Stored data

┌────────

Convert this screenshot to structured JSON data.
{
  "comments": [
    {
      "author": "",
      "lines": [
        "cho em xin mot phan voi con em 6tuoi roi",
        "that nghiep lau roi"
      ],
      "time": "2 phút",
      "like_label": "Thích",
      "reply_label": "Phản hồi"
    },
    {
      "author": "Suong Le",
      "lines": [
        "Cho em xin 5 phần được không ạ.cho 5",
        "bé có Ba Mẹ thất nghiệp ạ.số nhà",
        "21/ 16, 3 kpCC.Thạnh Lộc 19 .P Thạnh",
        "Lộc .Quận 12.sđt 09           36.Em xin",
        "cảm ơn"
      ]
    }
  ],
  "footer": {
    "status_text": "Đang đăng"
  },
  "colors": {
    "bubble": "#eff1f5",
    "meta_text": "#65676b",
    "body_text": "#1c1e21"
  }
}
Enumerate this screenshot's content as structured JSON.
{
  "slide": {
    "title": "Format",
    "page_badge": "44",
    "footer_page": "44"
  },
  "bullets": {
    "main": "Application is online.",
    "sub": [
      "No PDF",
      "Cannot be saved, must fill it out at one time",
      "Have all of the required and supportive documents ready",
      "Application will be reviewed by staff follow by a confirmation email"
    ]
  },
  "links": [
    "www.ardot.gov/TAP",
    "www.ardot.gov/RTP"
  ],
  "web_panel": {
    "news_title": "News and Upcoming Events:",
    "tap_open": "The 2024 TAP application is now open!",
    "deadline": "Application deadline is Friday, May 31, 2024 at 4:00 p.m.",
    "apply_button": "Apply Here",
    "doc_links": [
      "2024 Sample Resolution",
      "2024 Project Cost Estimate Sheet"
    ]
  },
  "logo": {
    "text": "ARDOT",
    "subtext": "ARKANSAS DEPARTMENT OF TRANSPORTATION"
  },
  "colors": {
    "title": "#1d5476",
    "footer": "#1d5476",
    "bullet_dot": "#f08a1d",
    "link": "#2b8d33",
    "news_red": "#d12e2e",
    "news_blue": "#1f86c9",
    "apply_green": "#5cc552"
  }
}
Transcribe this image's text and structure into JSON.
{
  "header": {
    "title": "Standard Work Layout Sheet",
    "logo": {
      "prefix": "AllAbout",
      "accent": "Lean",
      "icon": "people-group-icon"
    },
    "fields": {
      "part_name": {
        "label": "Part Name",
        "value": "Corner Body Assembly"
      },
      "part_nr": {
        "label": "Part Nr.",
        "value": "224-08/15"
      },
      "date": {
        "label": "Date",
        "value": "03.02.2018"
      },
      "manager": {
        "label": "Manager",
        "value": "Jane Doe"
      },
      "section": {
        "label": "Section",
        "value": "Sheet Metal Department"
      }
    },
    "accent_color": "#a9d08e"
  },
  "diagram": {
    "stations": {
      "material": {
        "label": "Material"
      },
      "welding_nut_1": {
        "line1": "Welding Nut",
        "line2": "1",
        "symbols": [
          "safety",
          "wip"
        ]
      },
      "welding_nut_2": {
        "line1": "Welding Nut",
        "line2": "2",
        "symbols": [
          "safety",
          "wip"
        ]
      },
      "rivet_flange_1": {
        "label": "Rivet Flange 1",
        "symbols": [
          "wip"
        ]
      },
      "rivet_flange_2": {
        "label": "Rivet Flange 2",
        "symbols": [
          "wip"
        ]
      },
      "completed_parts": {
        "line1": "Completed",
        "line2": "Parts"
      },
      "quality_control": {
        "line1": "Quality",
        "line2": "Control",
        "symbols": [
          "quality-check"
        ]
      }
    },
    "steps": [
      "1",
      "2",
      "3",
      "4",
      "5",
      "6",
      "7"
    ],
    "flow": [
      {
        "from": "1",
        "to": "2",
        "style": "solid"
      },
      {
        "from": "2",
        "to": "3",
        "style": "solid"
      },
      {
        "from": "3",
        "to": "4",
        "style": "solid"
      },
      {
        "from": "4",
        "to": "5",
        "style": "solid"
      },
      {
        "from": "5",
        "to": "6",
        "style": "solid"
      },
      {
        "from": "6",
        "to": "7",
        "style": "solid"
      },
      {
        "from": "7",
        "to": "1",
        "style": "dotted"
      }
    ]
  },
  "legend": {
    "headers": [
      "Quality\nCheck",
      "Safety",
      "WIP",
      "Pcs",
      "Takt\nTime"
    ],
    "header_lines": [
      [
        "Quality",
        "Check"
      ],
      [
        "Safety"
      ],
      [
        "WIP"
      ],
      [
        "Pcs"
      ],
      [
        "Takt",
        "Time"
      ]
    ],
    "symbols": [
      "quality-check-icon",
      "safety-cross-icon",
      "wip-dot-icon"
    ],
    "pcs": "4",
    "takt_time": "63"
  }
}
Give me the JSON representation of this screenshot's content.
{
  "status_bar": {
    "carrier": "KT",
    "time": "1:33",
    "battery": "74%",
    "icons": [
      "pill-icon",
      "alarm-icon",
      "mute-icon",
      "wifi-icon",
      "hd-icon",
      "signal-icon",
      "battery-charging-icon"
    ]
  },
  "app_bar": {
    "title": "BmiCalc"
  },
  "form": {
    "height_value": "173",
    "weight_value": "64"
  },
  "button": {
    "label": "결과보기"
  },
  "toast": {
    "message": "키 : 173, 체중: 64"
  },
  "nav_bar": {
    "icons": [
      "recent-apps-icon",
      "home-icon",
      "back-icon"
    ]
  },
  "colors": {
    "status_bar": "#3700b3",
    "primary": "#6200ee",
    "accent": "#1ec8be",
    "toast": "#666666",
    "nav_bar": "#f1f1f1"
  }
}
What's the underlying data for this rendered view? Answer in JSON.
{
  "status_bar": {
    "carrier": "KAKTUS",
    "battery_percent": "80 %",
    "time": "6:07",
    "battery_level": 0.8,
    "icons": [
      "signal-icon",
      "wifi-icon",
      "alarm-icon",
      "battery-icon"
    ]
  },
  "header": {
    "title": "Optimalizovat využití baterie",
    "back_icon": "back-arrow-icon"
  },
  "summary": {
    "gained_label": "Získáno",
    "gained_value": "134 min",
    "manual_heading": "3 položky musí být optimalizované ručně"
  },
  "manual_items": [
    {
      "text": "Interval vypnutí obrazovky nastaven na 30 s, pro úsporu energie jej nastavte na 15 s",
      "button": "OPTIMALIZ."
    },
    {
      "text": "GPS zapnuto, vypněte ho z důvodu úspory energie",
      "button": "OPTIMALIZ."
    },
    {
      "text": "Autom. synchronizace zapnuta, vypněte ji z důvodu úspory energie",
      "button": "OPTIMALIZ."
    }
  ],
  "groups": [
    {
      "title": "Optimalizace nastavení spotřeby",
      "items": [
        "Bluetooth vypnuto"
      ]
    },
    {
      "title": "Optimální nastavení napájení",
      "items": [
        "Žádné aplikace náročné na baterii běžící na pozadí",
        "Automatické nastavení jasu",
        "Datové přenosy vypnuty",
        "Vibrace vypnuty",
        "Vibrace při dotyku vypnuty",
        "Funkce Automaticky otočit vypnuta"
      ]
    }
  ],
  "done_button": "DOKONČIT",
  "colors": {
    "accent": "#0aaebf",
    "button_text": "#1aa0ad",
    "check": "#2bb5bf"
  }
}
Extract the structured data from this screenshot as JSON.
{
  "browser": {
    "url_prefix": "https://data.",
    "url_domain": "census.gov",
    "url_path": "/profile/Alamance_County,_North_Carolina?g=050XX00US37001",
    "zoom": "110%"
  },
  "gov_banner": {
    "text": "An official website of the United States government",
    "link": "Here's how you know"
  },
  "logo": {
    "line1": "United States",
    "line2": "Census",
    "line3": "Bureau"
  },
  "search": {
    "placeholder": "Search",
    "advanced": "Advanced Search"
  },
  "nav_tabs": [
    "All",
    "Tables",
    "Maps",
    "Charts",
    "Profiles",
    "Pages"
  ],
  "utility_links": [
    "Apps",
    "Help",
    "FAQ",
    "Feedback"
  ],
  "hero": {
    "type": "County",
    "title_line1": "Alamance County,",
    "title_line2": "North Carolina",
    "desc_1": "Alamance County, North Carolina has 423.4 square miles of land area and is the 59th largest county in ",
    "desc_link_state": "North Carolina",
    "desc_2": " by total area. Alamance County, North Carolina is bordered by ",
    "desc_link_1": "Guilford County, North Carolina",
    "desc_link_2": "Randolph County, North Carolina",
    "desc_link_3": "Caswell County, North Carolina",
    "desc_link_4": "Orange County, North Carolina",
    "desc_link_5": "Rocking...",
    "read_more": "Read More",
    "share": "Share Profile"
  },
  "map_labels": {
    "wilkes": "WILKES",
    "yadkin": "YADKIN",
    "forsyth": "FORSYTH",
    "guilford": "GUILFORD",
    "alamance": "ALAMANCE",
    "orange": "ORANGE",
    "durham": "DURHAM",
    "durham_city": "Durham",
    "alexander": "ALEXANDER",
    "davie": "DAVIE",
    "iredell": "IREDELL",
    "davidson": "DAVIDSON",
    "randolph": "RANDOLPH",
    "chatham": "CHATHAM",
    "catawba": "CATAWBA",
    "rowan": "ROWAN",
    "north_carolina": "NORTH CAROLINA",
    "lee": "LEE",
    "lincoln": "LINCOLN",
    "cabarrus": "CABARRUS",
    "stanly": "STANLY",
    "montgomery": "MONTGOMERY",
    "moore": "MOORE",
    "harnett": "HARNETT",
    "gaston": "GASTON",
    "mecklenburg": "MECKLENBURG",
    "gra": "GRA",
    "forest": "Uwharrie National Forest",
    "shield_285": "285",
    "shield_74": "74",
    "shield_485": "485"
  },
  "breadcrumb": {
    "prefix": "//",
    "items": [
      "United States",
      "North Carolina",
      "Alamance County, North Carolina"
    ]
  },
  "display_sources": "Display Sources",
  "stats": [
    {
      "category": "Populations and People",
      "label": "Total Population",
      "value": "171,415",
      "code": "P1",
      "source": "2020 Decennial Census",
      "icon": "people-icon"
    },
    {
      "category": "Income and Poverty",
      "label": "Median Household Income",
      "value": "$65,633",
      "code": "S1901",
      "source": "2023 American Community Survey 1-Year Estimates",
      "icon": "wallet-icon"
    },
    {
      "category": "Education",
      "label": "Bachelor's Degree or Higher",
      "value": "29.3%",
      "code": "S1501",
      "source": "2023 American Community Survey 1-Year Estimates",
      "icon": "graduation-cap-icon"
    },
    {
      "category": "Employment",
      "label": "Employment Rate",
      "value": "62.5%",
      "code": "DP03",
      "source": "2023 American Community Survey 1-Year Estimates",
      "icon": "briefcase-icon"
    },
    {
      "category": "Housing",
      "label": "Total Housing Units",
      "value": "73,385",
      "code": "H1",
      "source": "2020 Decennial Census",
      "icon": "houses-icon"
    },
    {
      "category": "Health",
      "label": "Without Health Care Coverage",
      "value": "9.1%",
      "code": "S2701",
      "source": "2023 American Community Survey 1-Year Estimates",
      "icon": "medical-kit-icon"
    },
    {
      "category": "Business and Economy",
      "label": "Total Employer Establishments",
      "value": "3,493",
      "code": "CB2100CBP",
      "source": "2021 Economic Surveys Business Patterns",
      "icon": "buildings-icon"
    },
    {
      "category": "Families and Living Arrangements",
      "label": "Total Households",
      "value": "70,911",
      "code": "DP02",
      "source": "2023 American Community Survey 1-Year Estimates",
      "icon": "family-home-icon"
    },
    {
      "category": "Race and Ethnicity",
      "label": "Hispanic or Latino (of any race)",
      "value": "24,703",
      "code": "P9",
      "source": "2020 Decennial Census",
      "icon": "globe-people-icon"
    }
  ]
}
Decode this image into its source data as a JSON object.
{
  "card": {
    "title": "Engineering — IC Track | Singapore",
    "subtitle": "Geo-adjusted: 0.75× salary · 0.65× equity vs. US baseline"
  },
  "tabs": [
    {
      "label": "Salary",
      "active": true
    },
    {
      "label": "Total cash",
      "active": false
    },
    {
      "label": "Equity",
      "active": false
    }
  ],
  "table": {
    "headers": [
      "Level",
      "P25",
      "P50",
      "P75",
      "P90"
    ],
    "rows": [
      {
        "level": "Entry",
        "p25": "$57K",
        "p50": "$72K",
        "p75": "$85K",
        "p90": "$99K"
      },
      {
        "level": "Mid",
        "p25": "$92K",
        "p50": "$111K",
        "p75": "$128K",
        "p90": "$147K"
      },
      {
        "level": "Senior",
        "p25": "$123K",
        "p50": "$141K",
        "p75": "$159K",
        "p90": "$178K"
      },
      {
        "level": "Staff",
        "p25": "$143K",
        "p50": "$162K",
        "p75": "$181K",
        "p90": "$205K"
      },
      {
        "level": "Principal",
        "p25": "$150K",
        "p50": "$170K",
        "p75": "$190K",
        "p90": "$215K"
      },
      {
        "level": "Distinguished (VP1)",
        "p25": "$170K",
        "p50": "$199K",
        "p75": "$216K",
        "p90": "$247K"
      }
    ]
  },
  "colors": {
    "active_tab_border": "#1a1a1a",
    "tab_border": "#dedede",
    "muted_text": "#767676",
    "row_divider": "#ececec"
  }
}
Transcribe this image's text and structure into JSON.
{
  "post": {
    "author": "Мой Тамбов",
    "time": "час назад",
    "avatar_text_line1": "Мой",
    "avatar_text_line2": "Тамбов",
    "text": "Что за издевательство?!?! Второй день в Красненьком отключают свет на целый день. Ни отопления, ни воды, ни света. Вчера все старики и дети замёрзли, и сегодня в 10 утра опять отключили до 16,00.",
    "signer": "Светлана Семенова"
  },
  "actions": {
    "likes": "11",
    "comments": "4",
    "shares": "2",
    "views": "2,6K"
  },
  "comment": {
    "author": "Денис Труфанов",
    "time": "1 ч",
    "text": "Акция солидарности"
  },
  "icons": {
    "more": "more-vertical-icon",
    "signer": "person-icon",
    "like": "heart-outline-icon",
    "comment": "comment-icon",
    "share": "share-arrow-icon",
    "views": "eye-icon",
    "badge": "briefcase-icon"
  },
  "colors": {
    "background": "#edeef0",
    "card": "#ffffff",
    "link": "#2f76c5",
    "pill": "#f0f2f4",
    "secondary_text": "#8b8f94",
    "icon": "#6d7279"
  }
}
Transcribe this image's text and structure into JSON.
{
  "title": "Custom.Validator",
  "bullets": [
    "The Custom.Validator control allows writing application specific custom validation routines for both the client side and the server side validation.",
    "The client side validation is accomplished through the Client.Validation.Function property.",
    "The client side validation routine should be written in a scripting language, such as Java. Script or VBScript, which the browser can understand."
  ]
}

└────────

STATED EXERCISE
Using the entries above, state how many lines include the word "energie", with no other words.

COMPLETE ANSWER
3